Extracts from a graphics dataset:
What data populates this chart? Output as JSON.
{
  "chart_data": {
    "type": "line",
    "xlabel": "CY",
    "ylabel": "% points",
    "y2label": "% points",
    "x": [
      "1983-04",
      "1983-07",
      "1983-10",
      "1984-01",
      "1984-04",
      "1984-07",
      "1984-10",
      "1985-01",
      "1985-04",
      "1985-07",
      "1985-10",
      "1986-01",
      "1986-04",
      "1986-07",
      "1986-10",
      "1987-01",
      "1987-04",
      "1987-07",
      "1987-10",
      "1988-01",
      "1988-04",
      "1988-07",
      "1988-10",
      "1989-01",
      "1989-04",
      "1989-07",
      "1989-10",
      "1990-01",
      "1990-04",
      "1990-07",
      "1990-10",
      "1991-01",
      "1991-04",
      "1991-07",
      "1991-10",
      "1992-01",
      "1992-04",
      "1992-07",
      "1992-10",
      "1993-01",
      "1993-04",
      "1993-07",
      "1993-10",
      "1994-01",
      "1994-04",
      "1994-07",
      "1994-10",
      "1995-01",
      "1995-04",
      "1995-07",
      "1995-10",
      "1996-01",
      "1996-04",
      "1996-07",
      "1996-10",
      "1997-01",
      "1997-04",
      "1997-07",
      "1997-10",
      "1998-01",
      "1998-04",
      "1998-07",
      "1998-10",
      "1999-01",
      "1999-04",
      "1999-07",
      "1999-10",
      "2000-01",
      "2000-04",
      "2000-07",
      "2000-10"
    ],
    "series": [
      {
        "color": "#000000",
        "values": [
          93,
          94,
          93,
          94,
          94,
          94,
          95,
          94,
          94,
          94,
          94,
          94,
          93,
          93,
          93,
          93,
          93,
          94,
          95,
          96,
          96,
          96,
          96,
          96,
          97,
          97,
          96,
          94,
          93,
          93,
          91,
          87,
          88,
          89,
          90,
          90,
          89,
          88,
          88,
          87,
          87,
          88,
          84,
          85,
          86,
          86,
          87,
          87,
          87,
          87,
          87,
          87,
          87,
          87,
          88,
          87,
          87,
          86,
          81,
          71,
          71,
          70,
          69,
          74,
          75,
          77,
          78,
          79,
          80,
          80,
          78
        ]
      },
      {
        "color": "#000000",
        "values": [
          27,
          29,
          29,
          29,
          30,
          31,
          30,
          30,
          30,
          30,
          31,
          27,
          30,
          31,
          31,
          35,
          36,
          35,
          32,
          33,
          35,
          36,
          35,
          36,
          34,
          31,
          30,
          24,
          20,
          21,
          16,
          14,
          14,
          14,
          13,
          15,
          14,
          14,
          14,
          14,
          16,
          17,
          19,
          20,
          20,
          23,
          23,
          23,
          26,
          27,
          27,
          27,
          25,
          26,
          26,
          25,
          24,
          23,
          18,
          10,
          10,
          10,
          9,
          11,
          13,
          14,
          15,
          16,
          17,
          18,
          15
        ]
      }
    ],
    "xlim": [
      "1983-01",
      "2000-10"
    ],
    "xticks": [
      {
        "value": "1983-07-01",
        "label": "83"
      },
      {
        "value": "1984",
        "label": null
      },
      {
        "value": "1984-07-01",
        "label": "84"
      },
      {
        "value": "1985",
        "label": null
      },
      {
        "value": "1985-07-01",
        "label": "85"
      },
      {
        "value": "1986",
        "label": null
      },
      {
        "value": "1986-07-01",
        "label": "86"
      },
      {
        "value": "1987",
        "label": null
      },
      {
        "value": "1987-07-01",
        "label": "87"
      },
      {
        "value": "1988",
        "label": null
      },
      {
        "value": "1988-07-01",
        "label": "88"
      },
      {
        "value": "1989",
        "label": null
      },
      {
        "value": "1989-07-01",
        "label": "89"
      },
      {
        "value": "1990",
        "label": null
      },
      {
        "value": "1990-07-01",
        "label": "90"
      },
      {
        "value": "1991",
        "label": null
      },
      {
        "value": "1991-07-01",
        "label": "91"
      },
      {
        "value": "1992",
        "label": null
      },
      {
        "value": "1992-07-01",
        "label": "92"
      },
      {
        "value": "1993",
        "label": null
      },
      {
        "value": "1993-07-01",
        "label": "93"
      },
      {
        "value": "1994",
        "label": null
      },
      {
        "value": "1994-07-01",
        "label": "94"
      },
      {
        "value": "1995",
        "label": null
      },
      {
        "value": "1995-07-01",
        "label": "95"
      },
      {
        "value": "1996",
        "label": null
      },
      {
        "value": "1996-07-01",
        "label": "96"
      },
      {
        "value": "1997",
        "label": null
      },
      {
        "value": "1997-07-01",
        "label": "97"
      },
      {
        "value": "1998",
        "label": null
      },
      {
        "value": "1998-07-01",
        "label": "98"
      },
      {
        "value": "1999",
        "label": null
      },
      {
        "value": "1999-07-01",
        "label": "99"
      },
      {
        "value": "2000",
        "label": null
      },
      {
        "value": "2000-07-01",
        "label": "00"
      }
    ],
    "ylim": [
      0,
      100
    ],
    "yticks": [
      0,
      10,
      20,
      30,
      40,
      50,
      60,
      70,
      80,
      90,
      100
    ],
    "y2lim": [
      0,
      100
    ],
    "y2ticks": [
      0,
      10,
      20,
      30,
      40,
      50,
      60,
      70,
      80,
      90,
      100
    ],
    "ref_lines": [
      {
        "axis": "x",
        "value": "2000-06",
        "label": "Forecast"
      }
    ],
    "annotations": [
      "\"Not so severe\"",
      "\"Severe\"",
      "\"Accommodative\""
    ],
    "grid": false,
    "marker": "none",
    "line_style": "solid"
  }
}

What you have to do
Return the entries above exactly, each one complete.

The response
What data populates this chart? Output as JSON.
{
  "chart_data": {
    "type": "line",
    "xlabel": "CY",
    "ylabel": "% points",
    "y2label": "% points",
    "x": [
      "1983-04",
      "1983-07",
      "1983-10",
      "1984-01",
      "1984-04",
      "1984-07",
      "1984-10",
      "1985-01",
      "1985-04",
      "1985-07",
      "1985-10",
      "1986-01",
      "1986-04",
      "1986-07",
      "1986-10",
      "1987-01",
      "1987-04",
      "1987-07",
      "1987-10",
      "1988-01",
      "1988-04",
      "1988-07",
      "1988-10",
      "1989-01",
      "1989-04",
      "1989-07",
      "1989-10",
      "1990-01",
      "1990-04",
      "1990-07",
      "1990-10",
      "1991-01",
      "1991-04",
      "1991-07",
      "1991-10",
      "1992-01",
      "1992-04",
      "1992-07",
      "1992-10",
      "1993-01",
      "1993-04",
      "1993-07",
      "1993-10",
      "1994-01",
      "1994-04",
      "1994-07",
      "1994-10",
      "1995-01",
      "1995-04",
      "1995-07",
      "1995-10",
      "1996-01",
      "1996-04",
      "1996-07",
      "1996-10",
      "1997-01",
      "1997-04",
      "1997-07",
      "1997-10",
      "1998-01",
      "1998-04",
      "1998-07",
      "1998-10",
      "1999-01",
      "1999-04",
      "1999-07",
      "1999-10",
      "2000-01",
      "2000-04",
      "2000-07",
      "2000-10"
    ],
    "series": [
      {
        "color": "#000000",
        "values": [
          93,
          94,
          93,
          94,
          94,
          94,
          95,
          94,
          94,
          94,
          94,
          94,
          93,
          93,
          93,
          93,
          93,
          94,
          95,
          96,
          96,
          96,
          96,
          96,
          97,
          97,
          96,
          94,
          93,
          93,
          91,
          87,
          88,
          89,
          90,
          90,
          89,
          88,
          88,
          87,
          87,
          88,
          84,
          85,
          86,
          86,
          87,
          87,
          87,
          87,
          87,
          87,
          87,
          87,
          88,
          87,
          87,
          86,
          81,
          71,
          71,
          70,
          69,
          74,
          75,
          77,
          78,
          79,
          80,
          80,
          78
        ]
      },
      {
        "color": "#000000",
        "values": [
          27,
          29,
          29,
          29,
          30,
          31,
          30,
          30,
          30,
          30,
          31,
          27,
          30,
          31,
          31,
          35,
          36,
          35,
          32,
          33,
          35,
          36,
          35,
          36,
          34,
          31,
          30,
          24,
          20,
          21,
          16,
          14,
          14,
          14,
          13,
          15,
          14,
          14,
          14,
          14,
          16,
          17,
          19,
          20,
          20,
          23,
          23,
          23,
          26,
          27,
          27,
          27,
          25,
          26,
          26,
          25,
          24,
          23,
          18,
          10,
          10,
          10,
          9,
          11,
          13,
          14,
          15,
          16,
          17,
          18,
          15
        ]
      }
    ],
    "xlim": [
      "1983-01",
      "2000-10"
    ],
    "xticks": [
      {
        "value": "1983-07-01",
        "label": "83"
      },
      {
        "value": "1984",
        "label": null
      },
      {
        "value": "1984-07-01",
        "label": "84"
      },
      {
        "value": "1985",
        "label": null
      },
      {
        "value": "1985-07-01",
        "label": "85"
      },
      {
        "value": "1986",
        "label": null
      },
      {
        "value": "1986-07-01",
        "label": "86"
      },
      {
        "value": "1987",
        "label": null
      },
      {
        "value": "1987-07-01",
        "label": "87"
      },
      {
        "value": "1988",
        "label": null
      },
      {
        "value": "1988-07-01",
        "label": "88"
      },
      {
        "value": "1989",
        "label": null
      },
      {
        "value": "1989-07-01",
        "label": "89"
      },
      {
        "value": "1990",
        "label": null
      },
      {
        "value": "1990-07-01",
        "label": "90"
      },
      {
        "value": "1991",
        "label": null
      },
      {
        "value": "1991-07-01",
        "label": "91"
      },
      {
        "value": "1992",
        "label": null
      },
      {
        "value": "1992-07-01",
        "label": "92"
      },
      {
        "value": "1993",
        "label": null
      },
      {
        "value": "1993-07-01",
        "label": "93"
      },
      {
        "value": "1994",
        "label": null
      },
      {
        "value": "1994-07-01",
        "label": "94"
      },
      {
        "value": "1995",
        "label": null
      },
      {
        "value": "1995-07-01",
        "label": "95"
      },
      {
        "value": "1996",
        "label": null
      },
      {
        "value": "1996-07-01",
        "label": "96"
      },
      {
        "value": "1997",
        "label": null
      },
      {
        "value": "1997-07-01",
        "label": "97"
      },
      {
        "value": "1998",
        "label": null
      },
      {
        "value": "1998-07-01",
        "label": "98"
      },
      {
        "value": "1999",
        "label": null
      },
      {
        "value": "1999-07-01",
        "label": "99"
      },
      {
        "value": "2000",
        "label": null
      },
      {
        "value": "2000-07-01",
        "label": "00"
      }
    ],
    "ylim": [
      0,
      100
    ],
    "yticks": [
      0,
      10,
      20,
      30,
      40,
      50,
      60,
      70,
      80,
      90,
      100
    ],
    "y2lim": [
      0,
      100
    ],
    "y2ticks": [
      0,
      10,
      20,
      30,
      40,
      50,
      60,
      70,
      80,
      90,
      100
    ],
    "ref_lines": [
      {
        "axis": "x",
        "value": "2000-06",
        "label": "Forecast"
      }
    ],
    "annotations": [
      "\"Not so severe\"",
      "\"Severe\"",
      "\"Accommodative\""
    ],
    "grid": false,
    "marker": "none",
    "line_style": "solid"
  }
}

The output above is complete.